Begin Material

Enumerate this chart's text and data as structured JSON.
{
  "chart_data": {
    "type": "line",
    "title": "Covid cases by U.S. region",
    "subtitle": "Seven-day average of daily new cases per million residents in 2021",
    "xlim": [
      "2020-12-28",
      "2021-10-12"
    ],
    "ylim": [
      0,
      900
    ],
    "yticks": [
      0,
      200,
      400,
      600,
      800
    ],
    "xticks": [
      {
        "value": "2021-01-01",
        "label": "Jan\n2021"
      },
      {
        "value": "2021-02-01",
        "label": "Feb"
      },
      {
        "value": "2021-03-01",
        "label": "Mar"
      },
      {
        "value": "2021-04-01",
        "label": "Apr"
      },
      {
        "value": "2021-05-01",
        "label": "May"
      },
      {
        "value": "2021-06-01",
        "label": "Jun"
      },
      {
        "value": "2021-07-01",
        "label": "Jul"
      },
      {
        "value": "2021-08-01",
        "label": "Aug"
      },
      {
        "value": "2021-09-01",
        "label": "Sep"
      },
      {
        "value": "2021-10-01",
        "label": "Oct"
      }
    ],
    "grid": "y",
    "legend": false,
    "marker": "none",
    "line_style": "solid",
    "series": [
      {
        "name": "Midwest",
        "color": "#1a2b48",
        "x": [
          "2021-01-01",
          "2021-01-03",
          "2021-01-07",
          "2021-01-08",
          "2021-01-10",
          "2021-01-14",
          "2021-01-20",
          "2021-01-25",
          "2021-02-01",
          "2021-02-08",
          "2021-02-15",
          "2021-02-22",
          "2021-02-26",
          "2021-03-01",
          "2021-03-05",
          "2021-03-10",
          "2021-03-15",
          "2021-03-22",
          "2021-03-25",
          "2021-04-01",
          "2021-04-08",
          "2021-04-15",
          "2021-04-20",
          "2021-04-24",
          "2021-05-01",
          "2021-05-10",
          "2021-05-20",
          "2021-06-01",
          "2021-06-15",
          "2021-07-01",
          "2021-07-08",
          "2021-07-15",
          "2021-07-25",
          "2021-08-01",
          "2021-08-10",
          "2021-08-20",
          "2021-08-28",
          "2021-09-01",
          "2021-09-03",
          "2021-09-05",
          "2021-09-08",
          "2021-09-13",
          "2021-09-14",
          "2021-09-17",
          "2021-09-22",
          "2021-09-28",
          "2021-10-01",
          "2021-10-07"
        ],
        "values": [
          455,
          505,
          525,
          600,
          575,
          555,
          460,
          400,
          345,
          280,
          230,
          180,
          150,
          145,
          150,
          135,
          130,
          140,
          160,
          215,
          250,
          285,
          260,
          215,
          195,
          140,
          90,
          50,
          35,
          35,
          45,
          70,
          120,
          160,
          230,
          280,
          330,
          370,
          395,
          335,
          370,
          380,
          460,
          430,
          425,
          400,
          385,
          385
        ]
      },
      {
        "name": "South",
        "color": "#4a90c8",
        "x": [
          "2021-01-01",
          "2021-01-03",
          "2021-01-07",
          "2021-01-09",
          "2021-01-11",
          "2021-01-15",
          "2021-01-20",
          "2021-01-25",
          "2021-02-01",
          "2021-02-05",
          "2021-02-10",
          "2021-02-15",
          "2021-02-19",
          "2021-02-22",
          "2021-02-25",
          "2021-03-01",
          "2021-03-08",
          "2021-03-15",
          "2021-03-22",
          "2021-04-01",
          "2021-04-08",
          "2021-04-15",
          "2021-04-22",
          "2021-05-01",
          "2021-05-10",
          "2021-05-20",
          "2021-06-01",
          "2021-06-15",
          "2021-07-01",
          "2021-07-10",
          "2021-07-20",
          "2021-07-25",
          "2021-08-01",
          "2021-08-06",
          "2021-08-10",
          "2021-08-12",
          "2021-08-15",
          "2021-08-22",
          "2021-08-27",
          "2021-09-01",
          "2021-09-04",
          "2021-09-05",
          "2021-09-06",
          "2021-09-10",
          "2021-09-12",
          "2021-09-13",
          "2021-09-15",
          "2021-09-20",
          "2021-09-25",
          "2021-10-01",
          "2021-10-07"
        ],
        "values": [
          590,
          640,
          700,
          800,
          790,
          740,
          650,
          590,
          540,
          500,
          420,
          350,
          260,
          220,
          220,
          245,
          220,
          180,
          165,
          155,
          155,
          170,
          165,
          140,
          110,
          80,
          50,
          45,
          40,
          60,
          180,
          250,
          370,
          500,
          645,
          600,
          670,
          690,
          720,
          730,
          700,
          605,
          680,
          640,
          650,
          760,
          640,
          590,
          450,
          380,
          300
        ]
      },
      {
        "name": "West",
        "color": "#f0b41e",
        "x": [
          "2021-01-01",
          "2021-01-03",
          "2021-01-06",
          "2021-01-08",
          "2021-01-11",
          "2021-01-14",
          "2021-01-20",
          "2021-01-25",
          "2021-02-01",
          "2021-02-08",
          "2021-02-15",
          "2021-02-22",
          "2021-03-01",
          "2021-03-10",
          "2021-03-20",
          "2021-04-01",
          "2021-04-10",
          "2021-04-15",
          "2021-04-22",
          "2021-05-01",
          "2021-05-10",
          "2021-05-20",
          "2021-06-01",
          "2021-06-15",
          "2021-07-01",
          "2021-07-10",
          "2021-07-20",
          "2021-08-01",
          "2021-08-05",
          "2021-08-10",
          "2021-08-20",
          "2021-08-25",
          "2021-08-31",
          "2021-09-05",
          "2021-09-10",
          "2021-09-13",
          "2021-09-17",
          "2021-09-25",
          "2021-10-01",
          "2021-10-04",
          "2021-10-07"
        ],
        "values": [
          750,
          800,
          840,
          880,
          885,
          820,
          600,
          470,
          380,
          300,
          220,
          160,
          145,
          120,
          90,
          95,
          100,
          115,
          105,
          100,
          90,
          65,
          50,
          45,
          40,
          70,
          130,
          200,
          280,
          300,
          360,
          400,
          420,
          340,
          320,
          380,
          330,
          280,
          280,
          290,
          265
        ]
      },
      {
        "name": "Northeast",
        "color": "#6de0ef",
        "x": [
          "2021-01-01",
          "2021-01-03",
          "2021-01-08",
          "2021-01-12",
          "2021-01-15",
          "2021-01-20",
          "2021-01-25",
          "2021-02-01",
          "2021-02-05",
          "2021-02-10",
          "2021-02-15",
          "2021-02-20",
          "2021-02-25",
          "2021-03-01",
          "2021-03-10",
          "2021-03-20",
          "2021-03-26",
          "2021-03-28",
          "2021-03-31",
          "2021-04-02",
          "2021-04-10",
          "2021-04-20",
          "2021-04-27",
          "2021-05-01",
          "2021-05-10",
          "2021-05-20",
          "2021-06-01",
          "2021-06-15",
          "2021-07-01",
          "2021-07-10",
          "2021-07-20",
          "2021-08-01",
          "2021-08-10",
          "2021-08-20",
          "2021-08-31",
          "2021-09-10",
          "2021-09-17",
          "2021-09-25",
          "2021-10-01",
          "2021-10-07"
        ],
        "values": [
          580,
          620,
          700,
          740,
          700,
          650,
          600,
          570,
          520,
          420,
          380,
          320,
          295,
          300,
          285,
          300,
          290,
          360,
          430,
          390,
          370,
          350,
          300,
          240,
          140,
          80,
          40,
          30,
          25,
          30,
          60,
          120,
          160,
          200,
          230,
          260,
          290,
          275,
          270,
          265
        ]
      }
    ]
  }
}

End Material

• **What you have to do**: Every record above must be duplicated exactly.

• **Result of this task**:
Enumerate this chart's text and data as structured JSON.
{
  "chart_data": {
    "type": "line",
    "title": "Covid cases by U.S. region",
    "subtitle": "Seven-day average of daily new cases per million residents in 2021",
    "xlim": [
      "2020-12-28",
      "2021-10-12"
    ],
    "ylim": [
      0,
      900
    ],
    "yticks": [
      0,
      200,
      400,
      600,
      800
    ],
    "xticks": [
      {
        "value": "2021-01-01",
        "label": "Jan\n2021"
      },
      {
        "value": "2021-02-01",
        "label": "Feb"
      },
      {
        "value": "2021-03-01",
        "label": "Mar"
      },
      {
        "value": "2021-04-01",
        "label": "Apr"
      },
      {
        "value": "2021-05-01",
        "label": "May"
      },
      {
        "value": "2021-06-01",
        "label": "Jun"
      },
      {
        "value": "2021-07-01",
        "label": "Jul"
      },
      {
        "value": "2021-08-01",
        "label": "Aug"
      },
      {
        "value": "2021-09-01",
        "label": "Sep"
      },
      {
        "value": "2021-10-01",
        "label": "Oct"
      }
    ],
    "grid": "y",
    "legend": false,
    "marker": "none",
    "line_style": "solid",
    "series": [
      {
        "name": "Midwest",
        "color": "#1a2b48",
        "x": [
          "2021-01-01",
          "2021-01-03",
          "2021-01-07",
          "2021-01-08",
          "2021-01-10",
          "2021-01-14",
          "2021-01-20",
          "2021-01-25",
          "2021-02-01",
          "2021-02-08",
          "2021-02-15",
          "2021-02-22",
          "2021-02-26",
          "2021-03-01",
          "2021-03-05",
          "2021-03-10",
          "2021-03-15",
          "2021-03-22",
          "2021-03-25",
          "2021-04-01",
          "2021-04-08",
          "2021-04-15",
          "2021-04-20",
          "2021-04-24",
          "2021-05-01",
          "2021-05-10",
          "2021-05-20",
          "2021-06-01",
          "2021-06-15",
          "2021-07-01",
          "2021-07-08",
          "2021-07-15",
          "2021-07-25",
          "2021-08-01",
          "2021-08-10",
          "2021-08-20",
          "2021-08-28",
          "2021-09-01",
          "2021-09-03",
          "2021-09-05",
          "2021-09-08",
          "2021-09-13",
          "2021-09-14",
          "2021-09-17",
          "2021-09-22",
          "2021-09-28",
          "2021-10-01",
          "2021-10-07"
        ],
        "values": [
          455,
          505,
          525,
          600,
          575,
          555,
          460,
          400,
          345,
          280,
          230,
          180,
          150,
          145,
          150,
          135,
          130,
          140,
          160,
          215,
          250,
          285,
          260,
          215,
          195,
          140,
          90,
          50,
          35,
          35,
          45,
          70,
          120,
          160,
          230,
          280,
          330,
          370,
          395,
          335,
          370,
          380,
          460,
          430,
          425,
          400,
          385,
          385
        ]
      },
      {
        "name": "South",
        "color": "#4a90c8",
        "x": [
          "2021-01-01",
          "2021-01-03",
          "2021-01-07",
          "2021-01-09",
          "2021-01-11",
          "2021-01-15",
          "2021-01-20",
          "2021-01-25",
          "2021-02-01",
          "2021-02-05",
          "2021-02-10",
          "2021-02-15",
          "2021-02-19",
          "2021-02-22",
          "2021-02-25",
          "2021-03-01",
          "2021-03-08",
          "2021-03-15",
          "2021-03-22",
          "2021-04-01",
          "2021-04-08",
          "2021-04-15",
          "2021-04-22",
          "2021-05-01",
          "2021-05-10",
          "2021-05-20",
          "2021-06-01",
          "2021-06-15",
          "2021-07-01",
          "2021-07-10",
          "2021-07-20",
          "2021-07-25",
          "2021-08-01",
          "2021-08-06",
          "2021-08-10",
          "2021-08-12",
          "2021-08-15",
          "2021-08-22",
          "2021-08-27",
          "2021-09-01",
          "2021-09-04",
          "2021-09-05",
          "2021-09-06",
          "2021-09-10",
          "2021-09-12",
          "2021-09-13",
          "2021-09-15",
          "2021-09-20",
          "2021-09-25",
          "2021-10-01",
          "2021-10-07"
        ],
        "values": [
          590,
          640,
          700,
          800,
          790,
          740,
          650,
          590,
          540,
          500,
          420,
          350,
          260,
          220,
          220,
          245,
          220,
          180,
          165,
          155,
          155,
          170,
          165,
          140,
          110,
          80,
          50,
          45,
          40,
          60,
          180,
          250,
          370,
          500,
          645,
          600,
          670,
          690,
          720,
          730,
          700,
          605,
          680,
          640,
          650,
          760,
          640,
          590,
          450,
          380,
          300
        ]
      },
      {
        "name": "West",
        "color": "#f0b41e",
        "x": [
          "2021-01-01",
          "2021-01-03",
          "2021-01-06",
          "2021-01-08",
          "2021-01-11",
          "2021-01-14",
          "2021-01-20",
          "2021-01-25",
          "2021-02-01",
          "2021-02-08",
          "2021-02-15",
          "2021-02-22",
          "2021-03-01",
          "2021-03-10",
          "2021-03-20",
          "2021-04-01",
          "2021-04-10",
          "2021-04-15",
          "2021-04-22",
          "2021-05-01",
          "2021-05-10",
          "2021-05-20",
          "2021-06-01",
          "2021-06-15",
          "2021-07-01",
          "2021-07-10",
          "2021-07-20",
          "2021-08-01",
          "2021-08-05",
          "2021-08-10",
          "2021-08-20",
          "2021-08-25",
          "2021-08-31",
          "2021-09-05",
          "2021-09-10",
          "2021-09-13",
          "2021-09-17",
          "2021-09-25",
          "2021-10-01",
          "2021-10-04",
          "2021-10-07"
        ],
        "values": [
          750,
          800,
          840,
          880,
          885,
          820,
          600,
          470,
          380,
          300,
          220,
          160,
          145,
          120,
          90,
          95,
          100,
          115,
          105,
          100,
          90,
          65,
          50,
          45,
          40,
          70,
          130,
          200,
          280,
          300,
          360,
          400,
          420,
          340,
          320,
          380,
          330,
          280,
          280,
          290,
          265
        ]
      },
      {
        "name": "Northeast",
        "color": "#6de0ef",
        "x": [
          "2021-01-01",
          "2021-01-03",
          "2021-01-08",
          "2021-01-12",
          "2021-01-15",
          "2021-01-20",
          "2021-01-25",
          "2021-02-01",
          "2021-02-05",
          "2021-02-10",
          "2021-02-15",
          "2021-02-20",
          "2021-02-25",
          "2021-03-01",
          "2021-03-10",
          "2021-03-20",
          "2021-03-26",
          "2021-03-28",
          "2021-03-31",
          "2021-04-02",
          "2021-04-10",
          "2021-04-20",
          "2021-04-27",
          "2021-05-01",
          "2021-05-10",
          "2021-05-20",
          "2021-06-01",
          "2021-06-15",
          "2021-07-01",
          "2021-07-10",
          "2021-07-20",
          "2021-08-01",
          "2021-08-10",
          "2021-08-20",
          "2021-08-31",
          "2021-09-10",
          "2021-09-17",
          "2021-09-25",
          "2021-10-01",
          "2021-10-07"
        ],
        "values": [
          580,
          620,
          700,
          740,
          700,
          650,
          600,
          570,
          520,
          420,
          380,
          320,
          295,
          300,
          285,
          300,
          290,
          360,
          430,
          390,
          370,
          350,
          300,
          240,
          140,
          80,
          40,
          30,
          25,
          30,
          60,
          120,
          160,
          200,
          230,
          260,
          290,
          275,
          270,
          265
        ]
      }
    ]
  }
}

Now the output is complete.